++++ SUPPLIED ENTRIES

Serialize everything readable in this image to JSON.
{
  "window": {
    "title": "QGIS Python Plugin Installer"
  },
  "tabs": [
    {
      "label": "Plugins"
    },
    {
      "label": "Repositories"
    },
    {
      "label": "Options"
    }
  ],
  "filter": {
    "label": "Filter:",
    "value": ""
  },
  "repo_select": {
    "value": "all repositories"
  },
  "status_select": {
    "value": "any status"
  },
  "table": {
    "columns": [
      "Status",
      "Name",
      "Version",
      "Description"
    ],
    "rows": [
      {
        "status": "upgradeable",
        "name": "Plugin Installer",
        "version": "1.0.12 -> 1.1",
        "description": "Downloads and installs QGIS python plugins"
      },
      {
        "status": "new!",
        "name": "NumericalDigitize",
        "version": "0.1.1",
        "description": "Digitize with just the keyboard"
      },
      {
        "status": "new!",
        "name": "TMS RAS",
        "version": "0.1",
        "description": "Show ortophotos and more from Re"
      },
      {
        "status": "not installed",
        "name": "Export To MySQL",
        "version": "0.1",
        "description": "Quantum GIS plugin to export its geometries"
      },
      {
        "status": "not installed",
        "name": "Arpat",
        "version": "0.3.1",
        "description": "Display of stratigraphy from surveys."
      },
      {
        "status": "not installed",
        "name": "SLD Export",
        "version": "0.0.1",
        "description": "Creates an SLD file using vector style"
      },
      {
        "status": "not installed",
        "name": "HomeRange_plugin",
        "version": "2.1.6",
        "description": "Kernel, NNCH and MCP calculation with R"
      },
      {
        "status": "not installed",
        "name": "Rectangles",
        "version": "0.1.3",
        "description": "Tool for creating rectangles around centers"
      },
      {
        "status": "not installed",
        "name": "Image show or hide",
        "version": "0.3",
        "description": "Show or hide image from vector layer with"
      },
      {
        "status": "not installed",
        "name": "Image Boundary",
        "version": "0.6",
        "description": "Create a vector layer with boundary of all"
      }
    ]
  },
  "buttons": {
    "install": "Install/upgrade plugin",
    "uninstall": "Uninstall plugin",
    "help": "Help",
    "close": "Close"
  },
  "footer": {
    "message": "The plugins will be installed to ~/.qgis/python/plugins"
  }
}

++++++++

● **DO THIS**: Print the listing above in its entirety, with every line exact.

● **OUTPUT**:
Serialize everything readable in this image to JSON.
{
  "window": {
    "title": "QGIS Python Plugin Installer"
  },
  "tabs": [
    {
      "label": "Plugins"
    },
    {
      "label": "Repositories"
    },
    {
      "label": "Options"
    }
  ],
  "filter": {
    "label": "Filter:",
    "value": ""
  },
  "repo_select": {
    "value": "all repositories"
  },
  "status_select": {
    "value": "any status"
  },
  "table": {
    "columns": [
      "Status",
      "Name",
      "Version",
      "Description"
    ],
    "rows": [
      {
        "status": "upgradeable",
        "name": "Plugin Installer",
        "version": "1.0.12 -> 1.1",
        "description": "Downloads and installs QGIS python plugins"
      },
      {
        "status": "new!",
        "name": "NumericalDigitize",
        "version": "0.1.1",
        "description": "Digitize with just the keyboard"
      },
      {
        "status": "new!",
        "name": "TMS RAS",
        "version": "0.1",
        "description": "Show ortophotos and more from Re"
      },
      {
        "status": "not installed",
        "name": "Export To MySQL",
        "version": "0.1",
        "description": "Quantum GIS plugin to export its geometries"
      },
      {
        "status": "not installed",
        "name": "Arpat",
        "version": "0.3.1",
        "description": "Display of stratigraphy from surveys."
      },
      {
        "status": "not installed",
        "name": "SLD Export",
        "version": "0.0.1",
        "description": "Creates an SLD file using vector style"
      },
      {
        "status": "not installed",
        "name": "HomeRange_plugin",
        "version": "2.1.6",
        "description": "Kernel, NNCH and MCP calculation with R"
      },
      {
        "status": "not installed",
        "name": "Rectangles",
        "version": "0.1.3",
        "description": "Tool for creating rectangles around centers"
      },
      {
        "status": "not installed",
        "name": "Image show or hide",
        "version": "0.3",
        "description": "Show or hide image from vector layer with"
      },
      {
        "status": "not installed",
        "name": "Image Boundary",
        "version": "0.6",
        "description": "Create a vector layer with boundary of all"
      }
    ]
  },
  "buttons": {
    "install": "Install/upgrade plugin",
    "uninstall": "Uninstall plugin",
    "help": "Help",
    "close": "Close"
  },
  "footer": {
    "message": "The plugins will be installed to ~/.qgis/python/plugins"
  }
}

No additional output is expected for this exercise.